**PROBLEM DESCRIPTION**
Each entry must appear again exactly as it does in the source.

Collected data
——————
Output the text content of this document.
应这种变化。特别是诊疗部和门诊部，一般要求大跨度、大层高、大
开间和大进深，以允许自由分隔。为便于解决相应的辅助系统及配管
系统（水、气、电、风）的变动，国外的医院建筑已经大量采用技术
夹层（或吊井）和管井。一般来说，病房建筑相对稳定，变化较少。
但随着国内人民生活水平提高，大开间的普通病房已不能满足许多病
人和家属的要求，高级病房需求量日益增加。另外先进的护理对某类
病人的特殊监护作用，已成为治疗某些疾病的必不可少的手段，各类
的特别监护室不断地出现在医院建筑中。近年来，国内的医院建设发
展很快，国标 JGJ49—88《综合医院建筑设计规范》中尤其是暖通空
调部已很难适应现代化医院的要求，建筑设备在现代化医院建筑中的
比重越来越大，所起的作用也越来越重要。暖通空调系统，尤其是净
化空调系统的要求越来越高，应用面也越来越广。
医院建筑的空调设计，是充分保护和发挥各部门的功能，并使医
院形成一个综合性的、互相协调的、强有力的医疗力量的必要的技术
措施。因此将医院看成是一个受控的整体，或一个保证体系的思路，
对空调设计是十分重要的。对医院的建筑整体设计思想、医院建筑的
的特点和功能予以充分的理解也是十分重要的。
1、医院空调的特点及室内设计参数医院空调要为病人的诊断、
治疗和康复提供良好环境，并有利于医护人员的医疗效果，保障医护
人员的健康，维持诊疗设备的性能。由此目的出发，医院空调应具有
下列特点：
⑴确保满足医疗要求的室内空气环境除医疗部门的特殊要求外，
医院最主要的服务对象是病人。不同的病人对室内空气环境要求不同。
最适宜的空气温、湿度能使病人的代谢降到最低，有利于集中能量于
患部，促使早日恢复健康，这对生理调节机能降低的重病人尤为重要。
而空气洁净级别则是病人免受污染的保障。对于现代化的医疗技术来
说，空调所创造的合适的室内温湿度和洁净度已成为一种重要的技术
——————
**OUTPUT FOR THIS TASK**
Output the text content of this document.
应这种变化。特别是诊疗部和门诊部，一般要求大跨度、大层高、大
开间和大进深，以允许自由分隔。为便于解决相应的辅助系统及配管
系统（水、气、电、风）的变动，国外的医院建筑已经大量采用技术
夹层（或吊井）和管井。一般来说，病房建筑相对稳定，变化较少。
但随着国内人民生活水平提高，大开间的普通病房已不能满足许多病
人和家属的要求，高级病房需求量日益增加。另外先进的护理对某类
病人的特殊监护作用，已成为治疗某些疾病的必不可少的手段，各类
的特别监护室不断地出现在医院建筑中。近年来，国内的医院建设发
展很快，国标 JGJ49—88《综合医院建筑设计规范》中尤其是暖通空
调部已很难适应现代化医院的要求，建筑设备在现代化医院建筑中的
比重越来越大，所起的作用也越来越重要。暖通空调系统，尤其是净
化空调系统的要求越来越高，应用面也越来越广。
医院建筑的空调设计，是充分保护和发挥各部门的功能，并使医
院形成一个综合性的、互相协调的、强有力的医疗力量的必要的技术
措施。因此将医院看成是一个受控的整体，或一个保证体系的思路，
对空调设计是十分重要的。对医院的建筑整体设计思想、医院建筑的
的特点和功能予以充分的理解也是十分重要的。
1、医院空调的特点及室内设计参数医院空调要为病人的诊断、
治疗和康复提供良好环境，并有利于医护人员的医疗效果，保障医护
人员的健康，维持诊疗设备的性能。由此目的出发，医院空调应具有
下列特点：
⑴确保满足医疗要求的室内空气环境除医疗部门的特殊要求外，
医院最主要的服务对象是病人。不同的病人对室内空气环境要求不同。
最适宜的空气温、湿度能使病人的代谢降到最低，有利于集中能量于
患部，促使早日恢复健康，这对生理调节机能降低的重病人尤为重要。
而空气洁净级别则是病人免受污染的保障。对于现代化的医疗技术来
说，空调所创造的合适的室内温湿度和洁净度已成为一种重要的技术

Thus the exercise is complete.